» What this task involves:
Reformat every line in the records below as a numbered list, omitting any blank lines.

» Annotated region listings:
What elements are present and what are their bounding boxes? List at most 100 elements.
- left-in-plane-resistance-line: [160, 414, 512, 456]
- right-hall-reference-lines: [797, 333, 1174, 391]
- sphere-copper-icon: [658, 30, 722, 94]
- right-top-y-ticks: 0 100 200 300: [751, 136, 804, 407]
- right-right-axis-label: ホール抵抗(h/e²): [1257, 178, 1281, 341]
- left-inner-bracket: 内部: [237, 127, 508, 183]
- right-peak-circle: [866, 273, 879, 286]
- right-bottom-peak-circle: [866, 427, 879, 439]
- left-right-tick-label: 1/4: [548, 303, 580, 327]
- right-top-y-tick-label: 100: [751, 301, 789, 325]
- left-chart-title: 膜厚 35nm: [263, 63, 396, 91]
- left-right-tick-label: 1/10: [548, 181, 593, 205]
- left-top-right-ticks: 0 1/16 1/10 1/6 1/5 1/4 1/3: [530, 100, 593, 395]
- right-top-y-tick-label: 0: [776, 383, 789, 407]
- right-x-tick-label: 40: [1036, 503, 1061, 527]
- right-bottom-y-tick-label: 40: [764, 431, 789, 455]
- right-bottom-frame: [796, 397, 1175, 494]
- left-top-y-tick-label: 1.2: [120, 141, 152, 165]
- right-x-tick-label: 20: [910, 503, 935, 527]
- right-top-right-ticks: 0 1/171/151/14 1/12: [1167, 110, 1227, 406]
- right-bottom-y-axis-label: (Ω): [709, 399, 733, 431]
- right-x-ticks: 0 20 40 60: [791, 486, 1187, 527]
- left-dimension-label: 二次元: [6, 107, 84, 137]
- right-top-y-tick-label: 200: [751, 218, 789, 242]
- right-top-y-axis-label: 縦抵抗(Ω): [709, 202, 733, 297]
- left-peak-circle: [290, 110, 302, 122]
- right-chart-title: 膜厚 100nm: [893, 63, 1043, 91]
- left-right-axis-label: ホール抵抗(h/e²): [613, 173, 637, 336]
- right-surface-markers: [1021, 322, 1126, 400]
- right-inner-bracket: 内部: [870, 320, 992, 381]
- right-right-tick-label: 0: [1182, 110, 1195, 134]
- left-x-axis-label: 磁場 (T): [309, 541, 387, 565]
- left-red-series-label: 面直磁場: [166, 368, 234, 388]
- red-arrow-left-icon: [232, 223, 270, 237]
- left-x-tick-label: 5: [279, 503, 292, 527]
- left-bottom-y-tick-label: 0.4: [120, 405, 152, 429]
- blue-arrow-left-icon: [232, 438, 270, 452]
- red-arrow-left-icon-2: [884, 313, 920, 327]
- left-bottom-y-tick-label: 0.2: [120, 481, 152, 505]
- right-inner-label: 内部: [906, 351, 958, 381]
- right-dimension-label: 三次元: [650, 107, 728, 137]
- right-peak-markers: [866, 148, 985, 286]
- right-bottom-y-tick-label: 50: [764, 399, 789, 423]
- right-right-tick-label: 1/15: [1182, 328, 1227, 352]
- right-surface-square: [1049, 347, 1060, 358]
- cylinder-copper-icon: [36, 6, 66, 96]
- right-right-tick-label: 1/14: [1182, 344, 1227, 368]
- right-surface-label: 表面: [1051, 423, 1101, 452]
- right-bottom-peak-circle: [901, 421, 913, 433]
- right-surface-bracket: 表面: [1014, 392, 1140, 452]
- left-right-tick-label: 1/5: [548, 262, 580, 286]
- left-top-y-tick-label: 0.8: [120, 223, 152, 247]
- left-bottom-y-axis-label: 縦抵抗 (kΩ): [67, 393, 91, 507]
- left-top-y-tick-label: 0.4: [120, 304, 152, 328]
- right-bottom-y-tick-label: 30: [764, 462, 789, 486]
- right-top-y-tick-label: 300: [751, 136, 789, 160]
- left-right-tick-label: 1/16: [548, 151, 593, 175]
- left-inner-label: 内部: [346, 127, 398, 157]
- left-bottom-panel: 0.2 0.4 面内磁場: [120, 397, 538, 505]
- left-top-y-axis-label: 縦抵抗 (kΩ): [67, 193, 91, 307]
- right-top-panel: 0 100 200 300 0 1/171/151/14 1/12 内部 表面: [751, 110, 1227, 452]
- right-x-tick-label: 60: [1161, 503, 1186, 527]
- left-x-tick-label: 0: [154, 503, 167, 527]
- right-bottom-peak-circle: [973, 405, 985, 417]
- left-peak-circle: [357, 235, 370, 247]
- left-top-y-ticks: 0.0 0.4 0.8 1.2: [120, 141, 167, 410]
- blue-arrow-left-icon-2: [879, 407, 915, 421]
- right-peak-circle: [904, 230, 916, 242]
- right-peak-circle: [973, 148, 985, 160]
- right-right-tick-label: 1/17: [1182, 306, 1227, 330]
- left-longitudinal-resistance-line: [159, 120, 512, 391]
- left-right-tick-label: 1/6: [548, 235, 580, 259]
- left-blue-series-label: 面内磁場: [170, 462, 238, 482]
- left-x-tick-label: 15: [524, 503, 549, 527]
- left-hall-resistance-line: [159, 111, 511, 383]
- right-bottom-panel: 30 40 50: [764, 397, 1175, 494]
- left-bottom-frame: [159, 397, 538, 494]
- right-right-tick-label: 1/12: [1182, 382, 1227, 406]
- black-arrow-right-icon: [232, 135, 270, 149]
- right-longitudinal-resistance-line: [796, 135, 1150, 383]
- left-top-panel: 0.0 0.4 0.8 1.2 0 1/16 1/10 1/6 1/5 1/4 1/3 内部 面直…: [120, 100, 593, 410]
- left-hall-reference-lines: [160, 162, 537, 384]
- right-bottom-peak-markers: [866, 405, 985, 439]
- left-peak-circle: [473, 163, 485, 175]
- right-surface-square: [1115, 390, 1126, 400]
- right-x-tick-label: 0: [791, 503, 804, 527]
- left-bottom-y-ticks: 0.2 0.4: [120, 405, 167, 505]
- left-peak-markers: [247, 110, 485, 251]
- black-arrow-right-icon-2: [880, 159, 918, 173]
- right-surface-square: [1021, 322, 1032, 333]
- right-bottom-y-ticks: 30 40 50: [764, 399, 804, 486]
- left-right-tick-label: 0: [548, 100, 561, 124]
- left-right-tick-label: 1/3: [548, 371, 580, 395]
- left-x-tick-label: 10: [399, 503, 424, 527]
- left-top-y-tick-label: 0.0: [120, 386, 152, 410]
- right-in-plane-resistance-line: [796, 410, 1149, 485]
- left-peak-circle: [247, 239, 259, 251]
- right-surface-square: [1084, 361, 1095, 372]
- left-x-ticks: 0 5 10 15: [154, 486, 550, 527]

» Exercise result:
1. What elements are present and what are their bounding boxes? List at most 100 elements.
2. - left-in-plane-resistance-line: [160, 414, 512, 456]
3. - right-hall-reference-lines: [797, 333, 1174, 391]
4. - sphere-copper-icon: [658, 30, 722, 94]
5. - right-top-y-ticks: 0 100 200 300: [751, 136, 804, 407]
6. - right-right-axis-label: ホール抵抗(h/e²): [1257, 178, 1281, 341]
7. - left-inner-bracket: 内部: [237, 127, 508, 183]
8. - right-peak-circle: [866, 273, 879, 286]
9. - right-bottom-peak-circle: [866, 427, 879, 439]
10. - left-right-tick-label: 1/4: [548, 303, 580, 327]
11. - right-top-y-tick-label: 100: [751, 301, 789, 325]
12. - left-chart-title: 膜厚 35nm: [263, 63, 396, 91]
13. - left-right-tick-label: 1/10: [548, 181, 593, 205]
14. - left-top-right-ticks: 0 1/16 1/10 1/6 1/5 1/4 1/3: [530, 100, 593, 395]
15. - right-top-y-tick-label: 0: [776, 383, 789, 407]
16. - right-x-tick-label: 40: [1036, 503, 1061, 527]
17. - right-bottom-y-tick-label: 40: [764, 431, 789, 455]
18. - right-bottom-frame: [796, 397, 1175, 494]
19. - left-top-y-tick-label: 1.2: [120, 141, 152, 165]
20. - right-x-tick-label: 20: [910, 503, 935, 527]
21. - right-top-right-ticks: 0 1/171/151/14 1/12: [1167, 110, 1227, 406]
22. - right-bottom-y-axis-label: (Ω): [709, 399, 733, 431]
23. - right-x-ticks: 0 20 40 60: [791, 486, 1187, 527]
24. - left-dimension-label: 二次元: [6, 107, 84, 137]
25. - right-top-y-tick-label: 200: [751, 218, 789, 242]
26. - right-top-y-axis-label: 縦抵抗(Ω): [709, 202, 733, 297]
27. - left-peak-circle: [290, 110, 302, 122]
28. - right-chart-title: 膜厚 100nm: [893, 63, 1043, 91]
29. - left-right-axis-label: ホール抵抗(h/e²): [613, 173, 637, 336]
30. - right-surface-markers: [1021, 322, 1126, 400]
31. - right-inner-bracket: 内部: [870, 320, 992, 381]
32. - right-right-tick-label: 0: [1182, 110, 1195, 134]
33. - left-x-axis-label: 磁場 (T): [309, 541, 387, 565]
34. - left-red-series-label: 面直磁場: [166, 368, 234, 388]
35. - red-arrow-left-icon: [232, 223, 270, 237]
36. - left-x-tick-label: 5: [279, 503, 292, 527]
37. - left-bottom-y-tick-label: 0.4: [120, 405, 152, 429]
38. - blue-arrow-left-icon: [232, 438, 270, 452]
39. - red-arrow-left-icon-2: [884, 313, 920, 327]
40. - left-bottom-y-tick-label: 0.2: [120, 481, 152, 505]
41. - right-inner-label: 内部: [906, 351, 958, 381]
42. - right-dimension-label: 三次元: [650, 107, 728, 137]
43. - right-peak-markers: [866, 148, 985, 286]
44. - right-bottom-y-tick-label: 50: [764, 399, 789, 423]
45. - right-right-tick-label: 1/15: [1182, 328, 1227, 352]
46. - right-surface-square: [1049, 347, 1060, 358]
47. - cylinder-copper-icon: [36, 6, 66, 96]
48. - right-right-tick-label: 1/14: [1182, 344, 1227, 368]
49. - right-surface-label: 表面: [1051, 423, 1101, 452]
50. - right-bottom-peak-circle: [901, 421, 913, 433]
51. - right-surface-bracket: 表面: [1014, 392, 1140, 452]
52. - left-right-tick-label: 1/5: [548, 262, 580, 286]
53. - left-top-y-tick-label: 0.8: [120, 223, 152, 247]
54. - left-bottom-y-axis-label: 縦抵抗 (kΩ): [67, 393, 91, 507]
55. - left-top-y-tick-label: 0.4: [120, 304, 152, 328]
56. - right-bottom-y-tick-label: 30: [764, 462, 789, 486]
57. - right-top-y-tick-label: 300: [751, 136, 789, 160]
58. - left-right-tick-label: 1/16: [548, 151, 593, 175]
59. - left-inner-label: 内部: [346, 127, 398, 157]
60. - left-bottom-panel: 0.2 0.4 面内磁場: [120, 397, 538, 505]
61. - left-top-y-axis-label: 縦抵抗 (kΩ): [67, 193, 91, 307]
62. - right-top-panel: 0 100 200 300 0 1/171/151/14 1/12 内部 表面: [751, 110, 1227, 452]
63. - right-x-tick-label: 60: [1161, 503, 1186, 527]
64. - left-x-tick-label: 0: [154, 503, 167, 527]
65. - right-bottom-peak-circle: [973, 405, 985, 417]
66. - left-peak-circle: [357, 235, 370, 247]
67. - left-top-y-ticks: 0.0 0.4 0.8 1.2: [120, 141, 167, 410]
68. - blue-arrow-left-icon-2: [879, 407, 915, 421]
69. - right-peak-circle: [904, 230, 916, 242]
70. - right-peak-circle: [973, 148, 985, 160]
71. - right-right-tick-label: 1/17: [1182, 306, 1227, 330]
72. - left-longitudinal-resistance-line: [159, 120, 512, 391]
73. - left-right-tick-label: 1/6: [548, 235, 580, 259]
74. - left-blue-series-label: 面内磁場: [170, 462, 238, 482]
75. - left-x-tick-label: 15: [524, 503, 549, 527]
76. - left-hall-resistance-line: [159, 111, 511, 383]
77. - right-bottom-panel: 30 40 50: [764, 397, 1175, 494]
78. - left-bottom-frame: [159, 397, 538, 494]
79. - right-right-tick-label: 1/12: [1182, 382, 1227, 406]
80. - black-arrow-right-icon: [232, 135, 270, 149]
81. - right-longitudinal-resistance-line: [796, 135, 1150, 383]
82. - left-top-panel: 0.0 0.4 0.8 1.2 0 1/16 1/10 1/6 1/5 1/4 1/3 内部 面直…: [120, 100, 593, 410]
83. - left-hall-reference-lines: [160, 162, 537, 384]
84. - right-bottom-peak-markers: [866, 405, 985, 439]
85. - left-peak-circle: [473, 163, 485, 175]
86. - right-surface-square: [1115, 390, 1126, 400]
87. - right-x-tick-label: 0: [791, 503, 804, 527]
88. - left-bottom-y-ticks: 0.2 0.4: [120, 405, 167, 505]
89. - left-peak-markers: [247, 110, 485, 251]
90. - black-arrow-right-icon-2: [880, 159, 918, 173]
91. - right-surface-square: [1021, 322, 1032, 333]
92. - right-bottom-y-ticks: 30 40 50: [764, 399, 804, 486]
93. - left-right-tick-label: 0: [548, 100, 561, 124]
94. - left-right-tick-label: 1/3: [548, 371, 580, 395]
95. - left-x-tick-label: 10: [399, 503, 424, 527]
96. - left-top-y-tick-label: 0.0: [120, 386, 152, 410]
97. - right-in-plane-resistance-line: [796, 410, 1149, 485]
98. - left-peak-circle: [247, 239, 259, 251]
99. - right-surface-square: [1084, 361, 1095, 372]
100. - left-x-ticks: 0 5 10 15: [154, 486, 550, 527]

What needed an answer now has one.